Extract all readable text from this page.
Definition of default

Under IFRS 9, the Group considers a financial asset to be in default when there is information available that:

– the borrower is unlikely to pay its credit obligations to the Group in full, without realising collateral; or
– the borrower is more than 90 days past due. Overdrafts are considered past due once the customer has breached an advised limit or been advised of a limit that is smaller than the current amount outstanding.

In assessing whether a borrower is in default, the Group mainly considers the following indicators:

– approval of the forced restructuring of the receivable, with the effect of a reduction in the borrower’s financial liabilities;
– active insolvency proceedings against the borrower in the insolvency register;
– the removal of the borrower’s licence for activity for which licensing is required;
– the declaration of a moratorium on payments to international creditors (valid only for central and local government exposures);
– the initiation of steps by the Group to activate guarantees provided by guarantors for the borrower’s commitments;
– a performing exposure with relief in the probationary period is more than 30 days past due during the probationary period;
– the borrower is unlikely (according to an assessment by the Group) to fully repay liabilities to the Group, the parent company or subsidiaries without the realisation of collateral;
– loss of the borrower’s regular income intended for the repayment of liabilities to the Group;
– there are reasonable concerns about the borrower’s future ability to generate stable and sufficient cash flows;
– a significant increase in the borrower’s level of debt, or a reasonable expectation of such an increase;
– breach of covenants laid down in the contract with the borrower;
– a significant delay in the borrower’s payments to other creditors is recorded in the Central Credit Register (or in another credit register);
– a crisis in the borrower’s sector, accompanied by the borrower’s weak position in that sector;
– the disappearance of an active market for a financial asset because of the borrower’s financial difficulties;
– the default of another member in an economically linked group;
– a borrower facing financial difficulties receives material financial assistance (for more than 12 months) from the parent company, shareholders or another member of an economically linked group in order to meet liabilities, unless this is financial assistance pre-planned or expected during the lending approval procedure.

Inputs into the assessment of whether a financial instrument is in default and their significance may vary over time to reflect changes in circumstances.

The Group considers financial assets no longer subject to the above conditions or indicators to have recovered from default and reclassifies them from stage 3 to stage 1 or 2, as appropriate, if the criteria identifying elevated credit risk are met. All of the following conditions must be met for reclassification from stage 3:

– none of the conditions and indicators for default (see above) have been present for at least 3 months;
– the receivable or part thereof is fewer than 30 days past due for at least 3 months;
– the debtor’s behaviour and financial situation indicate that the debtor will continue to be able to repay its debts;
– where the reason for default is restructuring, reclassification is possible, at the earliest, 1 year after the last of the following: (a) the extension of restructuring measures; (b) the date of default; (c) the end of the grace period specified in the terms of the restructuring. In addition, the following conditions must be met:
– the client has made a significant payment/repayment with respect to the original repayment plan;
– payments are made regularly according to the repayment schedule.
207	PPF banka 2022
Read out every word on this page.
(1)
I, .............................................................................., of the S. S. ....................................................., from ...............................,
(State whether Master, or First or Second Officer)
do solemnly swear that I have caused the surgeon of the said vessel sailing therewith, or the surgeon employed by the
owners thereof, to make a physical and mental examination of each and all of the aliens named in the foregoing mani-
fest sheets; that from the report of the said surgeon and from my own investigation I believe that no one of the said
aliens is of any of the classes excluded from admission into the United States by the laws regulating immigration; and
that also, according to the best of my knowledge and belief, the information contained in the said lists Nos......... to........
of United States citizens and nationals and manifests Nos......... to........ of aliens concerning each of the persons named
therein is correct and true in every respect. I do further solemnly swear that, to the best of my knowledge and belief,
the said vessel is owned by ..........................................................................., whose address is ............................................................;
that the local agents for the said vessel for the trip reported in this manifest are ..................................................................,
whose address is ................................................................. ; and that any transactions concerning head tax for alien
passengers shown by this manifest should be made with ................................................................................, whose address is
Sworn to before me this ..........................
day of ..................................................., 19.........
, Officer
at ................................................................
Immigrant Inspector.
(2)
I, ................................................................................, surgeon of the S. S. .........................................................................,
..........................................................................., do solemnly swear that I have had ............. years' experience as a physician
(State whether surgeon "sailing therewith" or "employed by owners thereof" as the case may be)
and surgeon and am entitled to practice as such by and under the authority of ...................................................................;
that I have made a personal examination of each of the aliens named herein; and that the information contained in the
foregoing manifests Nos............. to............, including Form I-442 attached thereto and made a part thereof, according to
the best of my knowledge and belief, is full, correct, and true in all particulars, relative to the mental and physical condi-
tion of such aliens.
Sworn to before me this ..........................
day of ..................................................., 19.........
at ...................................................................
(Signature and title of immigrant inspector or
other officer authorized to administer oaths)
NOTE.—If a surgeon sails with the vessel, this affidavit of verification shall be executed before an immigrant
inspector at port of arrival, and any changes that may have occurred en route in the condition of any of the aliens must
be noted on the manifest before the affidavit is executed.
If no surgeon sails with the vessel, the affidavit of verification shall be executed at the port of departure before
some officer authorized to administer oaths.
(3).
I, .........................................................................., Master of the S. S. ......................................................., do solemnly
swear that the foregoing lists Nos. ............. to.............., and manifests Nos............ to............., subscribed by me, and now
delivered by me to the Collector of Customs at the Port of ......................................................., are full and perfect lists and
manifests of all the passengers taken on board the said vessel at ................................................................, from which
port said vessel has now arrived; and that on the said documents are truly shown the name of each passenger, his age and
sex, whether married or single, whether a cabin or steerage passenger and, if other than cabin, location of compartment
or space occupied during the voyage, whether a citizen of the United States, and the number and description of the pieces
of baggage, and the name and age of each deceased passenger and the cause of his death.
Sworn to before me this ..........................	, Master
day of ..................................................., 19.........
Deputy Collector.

EXERCISE DETAILS:
From the listing, tally every line with the word "period" in it and give only the tally.

THE OUTPUT:
2